-- START --
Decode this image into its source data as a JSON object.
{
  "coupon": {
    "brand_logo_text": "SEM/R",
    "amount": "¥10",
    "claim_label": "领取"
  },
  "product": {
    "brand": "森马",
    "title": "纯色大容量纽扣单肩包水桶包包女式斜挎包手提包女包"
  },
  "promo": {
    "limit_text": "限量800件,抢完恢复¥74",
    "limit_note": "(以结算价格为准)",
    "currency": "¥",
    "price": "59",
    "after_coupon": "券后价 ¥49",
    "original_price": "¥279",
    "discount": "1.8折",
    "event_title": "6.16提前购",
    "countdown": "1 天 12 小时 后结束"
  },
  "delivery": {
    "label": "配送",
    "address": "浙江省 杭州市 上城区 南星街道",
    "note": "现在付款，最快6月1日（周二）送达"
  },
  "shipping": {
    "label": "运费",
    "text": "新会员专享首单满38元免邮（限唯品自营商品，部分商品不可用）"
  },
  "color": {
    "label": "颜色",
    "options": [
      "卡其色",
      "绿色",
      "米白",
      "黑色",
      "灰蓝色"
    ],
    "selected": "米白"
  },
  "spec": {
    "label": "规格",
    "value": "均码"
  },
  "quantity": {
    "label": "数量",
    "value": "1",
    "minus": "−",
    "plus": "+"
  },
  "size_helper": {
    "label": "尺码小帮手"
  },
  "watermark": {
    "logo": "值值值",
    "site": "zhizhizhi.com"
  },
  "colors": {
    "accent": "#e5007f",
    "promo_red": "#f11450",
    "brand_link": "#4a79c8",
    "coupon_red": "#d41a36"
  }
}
-- END --
DIRECTION: Transcribe every entry verbatim.

EXERCISE ANSWER:
Decode this image into its source data as a JSON object.
{
  "coupon": {
    "brand_logo_text": "SEM/R",
    "amount": "¥10",
    "claim_label": "领取"
  },
  "product": {
    "brand": "森马",
    "title": "纯色大容量纽扣单肩包水桶包包女式斜挎包手提包女包"
  },
  "promo": {
    "limit_text": "限量800件,抢完恢复¥74",
    "limit_note": "(以结算价格为准)",
    "currency": "¥",
    "price": "59",
    "after_coupon": "券后价 ¥49",
    "original_price": "¥279",
    "discount": "1.8折",
    "event_title": "6.16提前购",
    "countdown": "1 天 12 小时 后结束"
  },
  "delivery": {
    "label": "配送",
    "address": "浙江省 杭州市 上城区 南星街道",
    "note": "现在付款，最快6月1日（周二）送达"
  },
  "shipping": {
    "label": "运费",
    "text": "新会员专享首单满38元免邮（限唯品自营商品，部分商品不可用）"
  },
  "color": {
    "label": "颜色",
    "options": [
      "卡其色",
      "绿色",
      "米白",
      "黑色",
      "灰蓝色"
    ],
    "selected": "米白"
  },
  "spec": {
    "label": "规格",
    "value": "均码"
  },
  "quantity": {
    "label": "数量",
    "value": "1",
    "minus": "−",
    "plus": "+"
  },
  "size_helper": {
    "label": "尺码小帮手"
  },
  "watermark": {
    "logo": "值值值",
    "site": "zhizhizhi.com"
  },
  "colors": {
    "accent": "#e5007f",
    "promo_red": "#f11450",
    "brand_link": "#4a79c8",
    "coupon_red": "#d41a36"
  }
}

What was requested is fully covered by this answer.